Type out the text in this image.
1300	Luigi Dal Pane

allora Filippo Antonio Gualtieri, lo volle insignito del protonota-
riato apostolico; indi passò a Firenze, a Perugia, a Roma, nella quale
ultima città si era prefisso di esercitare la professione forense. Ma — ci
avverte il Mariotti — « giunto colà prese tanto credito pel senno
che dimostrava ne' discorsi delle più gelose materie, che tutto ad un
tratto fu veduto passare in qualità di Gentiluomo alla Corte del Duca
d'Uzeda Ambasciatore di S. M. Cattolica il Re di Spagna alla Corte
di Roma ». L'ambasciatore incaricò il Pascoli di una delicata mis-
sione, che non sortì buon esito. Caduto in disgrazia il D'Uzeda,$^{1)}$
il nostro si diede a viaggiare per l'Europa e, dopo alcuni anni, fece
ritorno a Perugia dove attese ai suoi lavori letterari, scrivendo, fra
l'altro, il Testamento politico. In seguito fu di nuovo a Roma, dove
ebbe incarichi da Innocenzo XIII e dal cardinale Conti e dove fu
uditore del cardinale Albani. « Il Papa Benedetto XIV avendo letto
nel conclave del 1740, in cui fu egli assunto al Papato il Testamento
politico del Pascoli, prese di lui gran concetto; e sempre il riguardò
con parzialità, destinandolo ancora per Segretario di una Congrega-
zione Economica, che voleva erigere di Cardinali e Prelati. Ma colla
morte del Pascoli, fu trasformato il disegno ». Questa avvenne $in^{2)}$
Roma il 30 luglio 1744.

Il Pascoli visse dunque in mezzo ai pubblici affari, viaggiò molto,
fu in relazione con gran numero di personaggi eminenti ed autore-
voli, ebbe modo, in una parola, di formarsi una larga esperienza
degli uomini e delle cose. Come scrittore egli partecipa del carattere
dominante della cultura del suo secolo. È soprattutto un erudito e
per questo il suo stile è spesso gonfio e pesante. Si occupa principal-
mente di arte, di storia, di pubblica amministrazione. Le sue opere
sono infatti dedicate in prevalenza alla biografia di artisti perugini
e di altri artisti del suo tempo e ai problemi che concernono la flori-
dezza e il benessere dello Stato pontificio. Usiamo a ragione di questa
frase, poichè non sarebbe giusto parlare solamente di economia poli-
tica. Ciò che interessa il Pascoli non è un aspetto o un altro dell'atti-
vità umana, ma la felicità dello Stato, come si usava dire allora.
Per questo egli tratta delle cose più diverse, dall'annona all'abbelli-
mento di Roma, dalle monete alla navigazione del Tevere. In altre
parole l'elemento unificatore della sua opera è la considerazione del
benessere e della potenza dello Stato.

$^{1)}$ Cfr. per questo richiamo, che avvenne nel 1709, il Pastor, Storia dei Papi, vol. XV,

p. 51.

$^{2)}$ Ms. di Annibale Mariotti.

^^^^^^^^^^^^^^^^

▶ Problem:
Write the data out again in full and exactly.

▶ Finished answer:
Type out the text in this image.
1300	Luigi Dal Pane

allora Filippo Antonio Gualtieri, lo volle insignito del protonota-
riato apostolico; indi passò a Firenze, a Perugia, a Roma, nella quale
ultima città si era prefisso di esercitare la professione forense. Ma — ci
avverte il Mariotti — « giunto colà prese tanto credito pel senno
che dimostrava ne' discorsi delle più gelose materie, che tutto ad un
tratto fu veduto passare in qualità di Gentiluomo alla Corte del Duca
d'Uzeda Ambasciatore di S. M. Cattolica il Re di Spagna alla Corte
di Roma ». L'ambasciatore incaricò il Pascoli di una delicata mis-
sione, che non sortì buon esito. Caduto in disgrazia il D'Uzeda,$^{1)}$
il nostro si diede a viaggiare per l'Europa e, dopo alcuni anni, fece
ritorno a Perugia dove attese ai suoi lavori letterari, scrivendo, fra
l'altro, il Testamento politico. In seguito fu di nuovo a Roma, dove
ebbe incarichi da Innocenzo XIII e dal cardinale Conti e dove fu
uditore del cardinale Albani. « Il Papa Benedetto XIV avendo letto
nel conclave del 1740, in cui fu egli assunto al Papato il Testamento
politico del Pascoli, prese di lui gran concetto; e sempre il riguardò
con parzialità, destinandolo ancora per Segretario di una Congrega-
zione Economica, che voleva erigere di Cardinali e Prelati. Ma colla
morte del Pascoli, fu trasformato il disegno ». Questa avvenne $in^{2)}$
Roma il 30 luglio 1744.

Il Pascoli visse dunque in mezzo ai pubblici affari, viaggiò molto,
fu in relazione con gran numero di personaggi eminenti ed autore-
voli, ebbe modo, in una parola, di formarsi una larga esperienza
degli uomini e delle cose. Come scrittore egli partecipa del carattere
dominante della cultura del suo secolo. È soprattutto un erudito e
per questo il suo stile è spesso gonfio e pesante. Si occupa principal-
mente di arte, di storia, di pubblica amministrazione. Le sue opere
sono infatti dedicate in prevalenza alla biografia di artisti perugini
e di altri artisti del suo tempo e ai problemi che concernono la flori-
dezza e il benessere dello Stato pontificio. Usiamo a ragione di questa
frase, poichè non sarebbe giusto parlare solamente di economia poli-
tica. Ciò che interessa il Pascoli non è un aspetto o un altro dell'atti-
vità umana, ma la felicità dello Stato, come si usava dire allora.
Per questo egli tratta delle cose più diverse, dall'annona all'abbelli-
mento di Roma, dalle monete alla navigazione del Tevere. In altre
parole l'elemento unificatore della sua opera è la considerazione del
benessere e della potenza dello Stato.

$^{1)}$ Cfr. per questo richiamo, che avvenne nel 1709, il Pastor, Storia dei Papi, vol. XV,

p. 51.

$^{2)}$ Ms. di Annibale Mariotti.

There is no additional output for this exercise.